··· Input for this task

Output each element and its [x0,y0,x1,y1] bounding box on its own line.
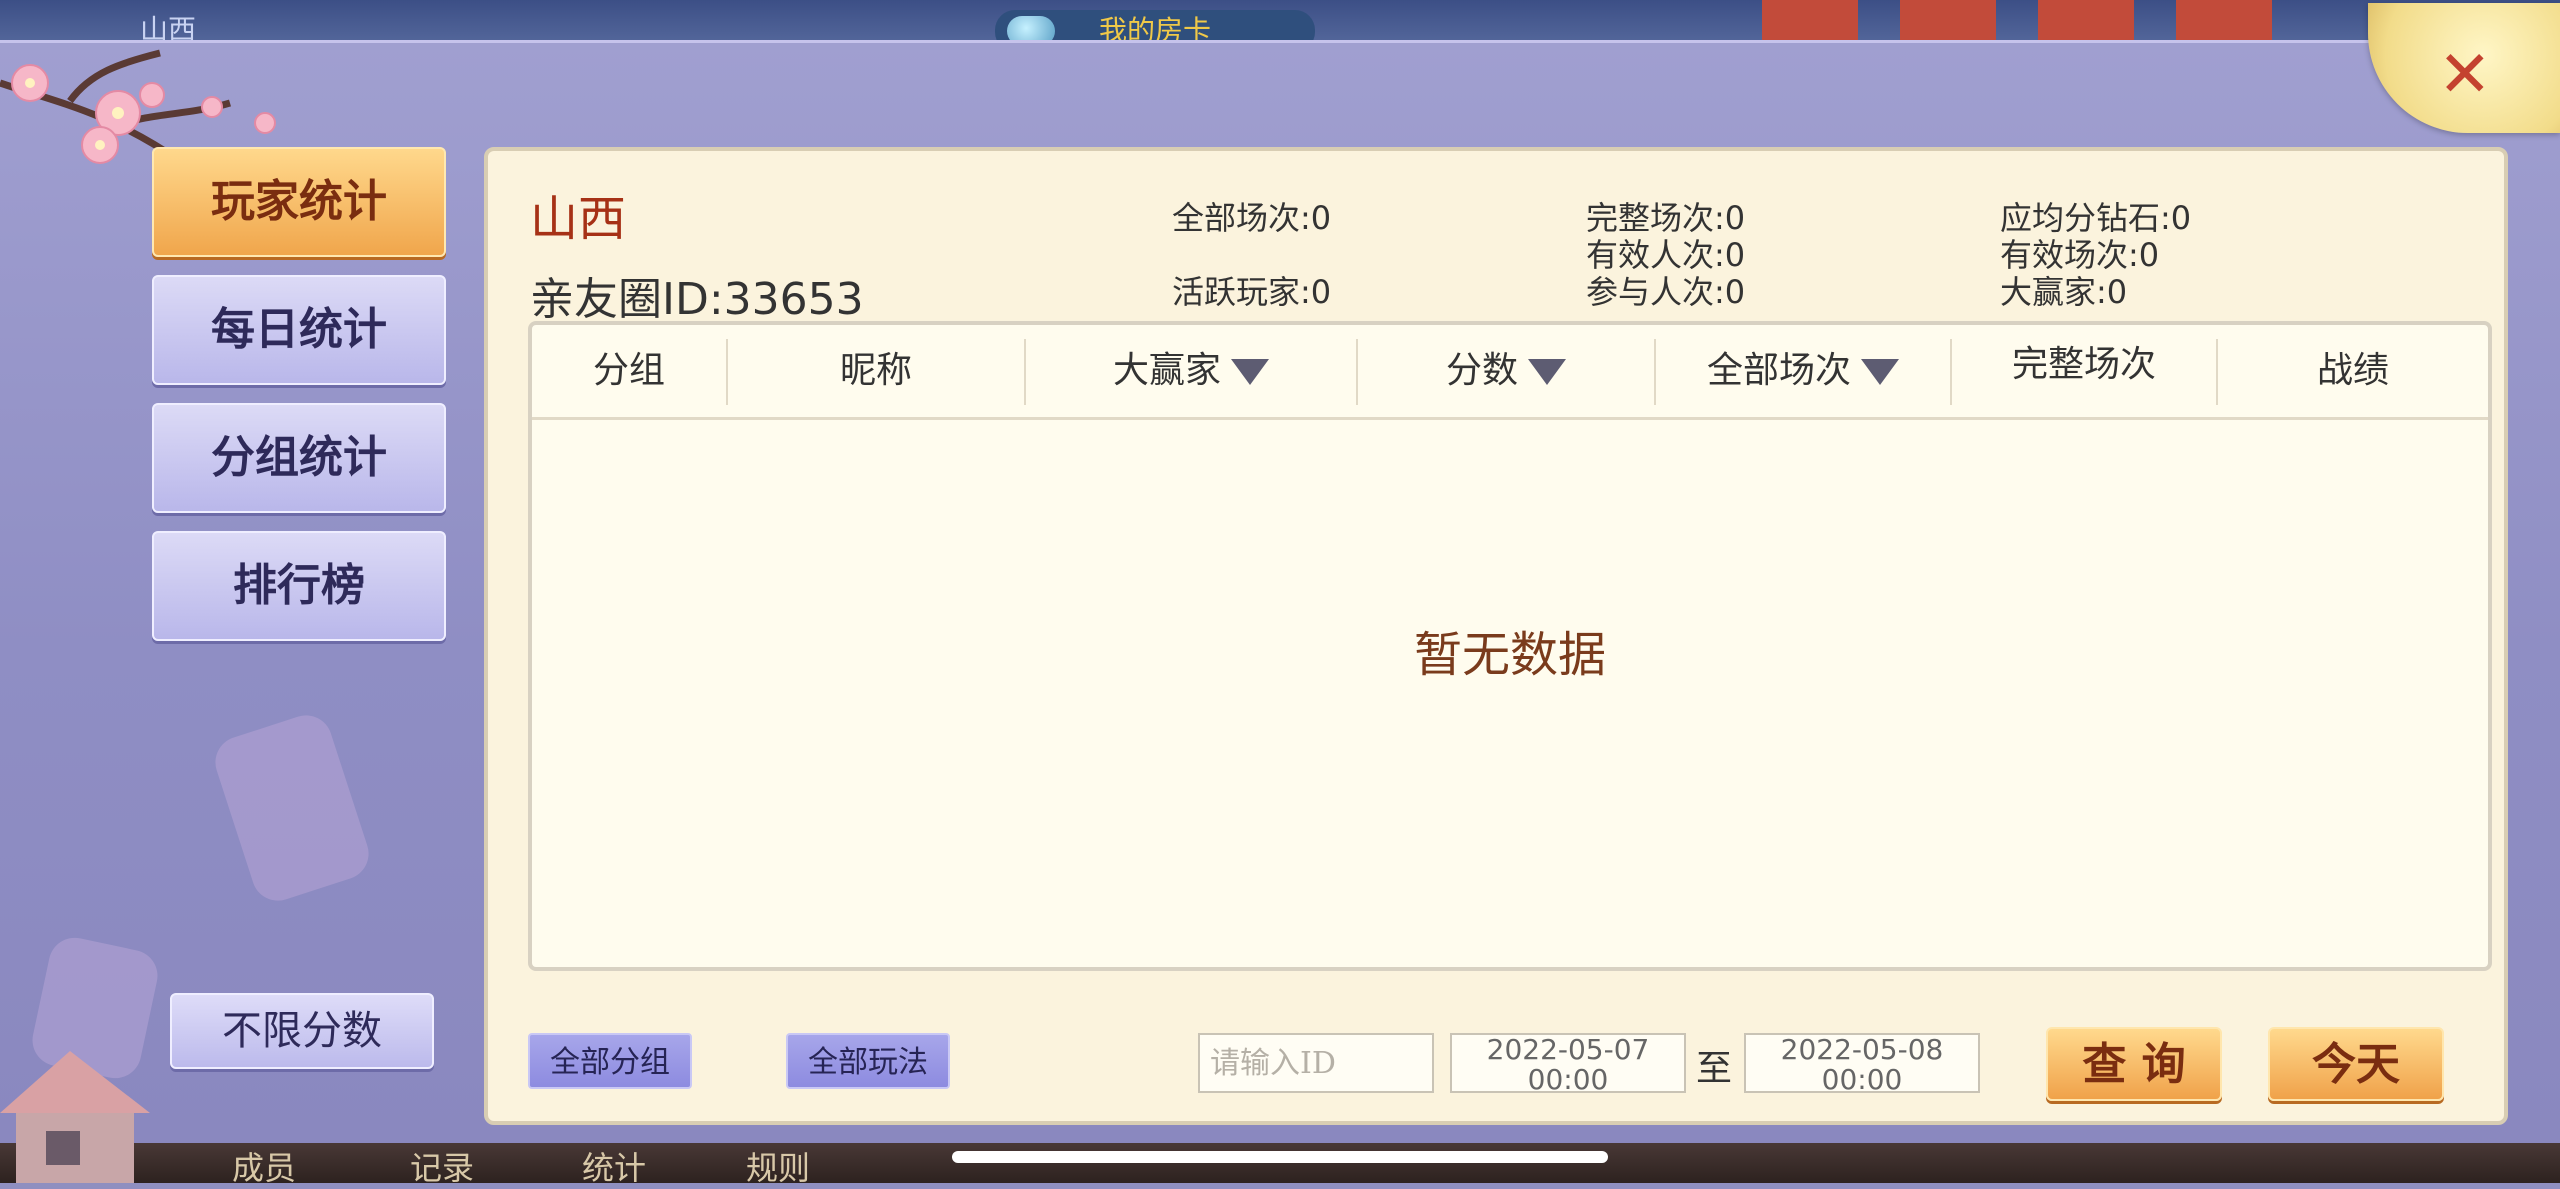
column-header-complete-games: 完整场次 [2011,344,2156,385]
nav-daily-stats[interactable]: 每日统计 [152,275,446,385]
close-button[interactable]: ✕ [2368,3,2560,133]
all-groups-filter-button[interactable]: 全部分组 [528,1033,692,1089]
background-tab-records: 记录 [410,1149,475,1187]
end-date-time: 00:00 [1821,1063,1903,1096]
nav-leaderboard[interactable]: 排行榜 [152,531,446,641]
stat-participant-times: 参与人次:0 [1586,273,1746,311]
start-date-field[interactable]: 2022-05-07 00:00 [1450,1033,1686,1096]
today-button[interactable]: 今天 [2268,1027,2444,1101]
stat-big-winner: 大赢家:0 [2000,273,2128,311]
all-modes-filter-button[interactable]: 全部玩法 [786,1033,950,1089]
pavilion-decoration [0,1051,150,1183]
background-tab-rules: 规则 [746,1149,811,1187]
column-header-big-winner[interactable]: 大赢家 [1026,325,1356,417]
background-tab-members: 成员 [232,1149,297,1187]
sort-down-icon [1231,359,1269,385]
home-indicator[interactable] [952,1151,1608,1163]
background-tab-stats: 统计 [582,1149,647,1187]
stat-total-games: 全部场次:0 [1172,199,1332,237]
sort-down-icon [1528,359,1566,385]
sort-down-icon [1861,359,1899,385]
empty-state-message: 暂无数据 [1413,627,1606,683]
start-date-day: 2022-05-07 [1486,1033,1650,1066]
player-id-input[interactable] [1198,1033,1434,1093]
club-name: 山西 [530,191,627,247]
table-header: 分组 昵称 大赢家 分数 全部场次 完整场次 战绩 [532,325,2488,420]
query-button[interactable]: 查 询 [2046,1027,2222,1101]
stats-panel: 山西 亲友圈ID:33653 全部场次:0 活跃玩家:0 完整场次:0 有效人次… [484,147,2508,1125]
score-limit-button[interactable]: 不限分数 [170,993,434,1069]
close-icon: ✕ [2438,38,2492,112]
end-date-day: 2022-05-08 [1780,1033,1944,1066]
stat-active-players: 活跃玩家:0 [1172,273,1332,311]
column-header-score[interactable]: 分数 [1358,325,1654,417]
club-id: 亲友圈ID:33653 [530,274,864,325]
column-header-group: 分组 [592,350,665,391]
date-range-separator: 至 [1696,1048,1733,1089]
column-header-nickname: 昵称 [839,350,912,391]
column-header-record: 战绩 [2316,350,2389,391]
column-header-total-games[interactable]: 全部场次 [1656,325,1950,417]
nav-group-stats[interactable]: 分组统计 [152,403,446,513]
player-stats-table: 分组 昵称 大赢家 分数 全部场次 完整场次 战绩 暂无数据 [528,321,2492,971]
end-date-field[interactable]: 2022-05-08 00:00 [1744,1033,1980,1096]
dice-decoration [208,708,376,908]
nav-player-stats[interactable]: 玩家统计 [152,147,446,257]
start-date-time: 00:00 [1527,1063,1609,1096]
statistics-dialog: ✕ 玩家统计 每日统计 分组统计 排行榜 不限分数 山西 亲友圈ID:33653… [0,3,2560,1183]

······

Rewrite every line of the records above as a JSON list of strings, one string per line, skipping any blank lines and leaving out the pictures.

[
  "Output each element and its [x0,y0,x1,y1] bounding box on its own line.",
  "column-header-complete-games: 完整场次 [2011,344,2156,385]",
  "nav-daily-stats[interactable]: 每日统计 [152,275,446,385]",
  "close-button[interactable]: ✕ [2368,3,2560,133]",
  "all-groups-filter-button[interactable]: 全部分组 [528,1033,692,1089]",
  "background-tab-records: 记录 [410,1149,475,1187]",
  "end-date-time: 00:00 [1821,1063,1903,1096]",
  "nav-leaderboard[interactable]: 排行榜 [152,531,446,641]",
  "stat-participant-times: 参与人次:0 [1586,273,1746,311]",
  "start-date-field[interactable]: 2022-05-07 00:00 [1450,1033,1686,1096]",
  "today-button[interactable]: 今天 [2268,1027,2444,1101]",
  "stat-big-winner: 大赢家:0 [2000,273,2128,311]",
  "all-modes-filter-button[interactable]: 全部玩法 [786,1033,950,1089]",
  "pavilion-decoration [0,1051,150,1183]",
  "background-tab-rules: 规则 [746,1149,811,1187]",
  "column-header-big-winner[interactable]: 大赢家 [1026,325,1356,417]",
  "background-tab-members: 成员 [232,1149,297,1187]",
  "sort-down-icon [1231,359,1269,385]",
  "home-indicator[interactable] [952,1151,1608,1163]",
  "background-tab-stats: 统计 [582,1149,647,1187]",
  "stat-total-games: 全部场次:0 [1172,199,1332,237]",
  "sort-down-icon [1528,359,1566,385]",
  "sort-down-icon [1861,359,1899,385]",
  "empty-state-message: 暂无数据 [1413,627,1606,683]",
  "start-date-day: 2022-05-07 [1486,1033,1650,1066]",
  "player-id-input[interactable] [1198,1033,1434,1093]",
  "club-name: 山西 [530,191,627,247]",
  "table-header: 分组 昵称 大赢家 分数 全部场次 完整场次 战绩 [532,325,2488,420]",
  "query-button[interactable]: 查 询 [2046,1027,2222,1101]",
  "stats-panel: 山西 亲友圈ID:33653 全部场次:0 活跃玩家:0 完整场次:0 有效人次… [484,147,2508,1125]",
  "score-limit-button[interactable]: 不限分数 [170,993,434,1069]",
  "close-icon: ✕ [2438,38,2492,112]",
  "end-date-day: 2022-05-08 [1780,1033,1944,1066]",
  "stat-active-players: 活跃玩家:0 [1172,273,1332,311]",
  "column-header-score[interactable]: 分数 [1358,325,1654,417]",
  "club-id: 亲友圈ID:33653 [530,274,864,325]",
  "column-header-group: 分组 [592,350,665,391]",
  "date-range-separator: 至 [1696,1048,1733,1089]",
  "column-header-nickname: 昵称 [839,350,912,391]",
  "column-header-record: 战绩 [2316,350,2389,391]",
  "column-header-total-games[interactable]: 全部场次 [1656,325,1950,417]",
  "nav-group-stats[interactable]: 分组统计 [152,403,446,513]",
  "player-stats-table: 分组 昵称 大赢家 分数 全部场次 完整场次 战绩 暂无数据 [528,321,2492,971]",
  "end-date-field[interactable]: 2022-05-08 00:00 [1744,1033,1980,1096]",
  "dice-decoration [208,708,376,908]",
  "nav-player-stats[interactable]: 玩家统计 [152,147,446,257]",
  "start-date-time: 00:00 [1527,1063,1609,1096]",
  "statistics-dialog: ✕ 玩家统计 每日统计 分组统计 排行榜 不限分数 山西 亲友圈ID:33653… [0,3,2560,1183]"
]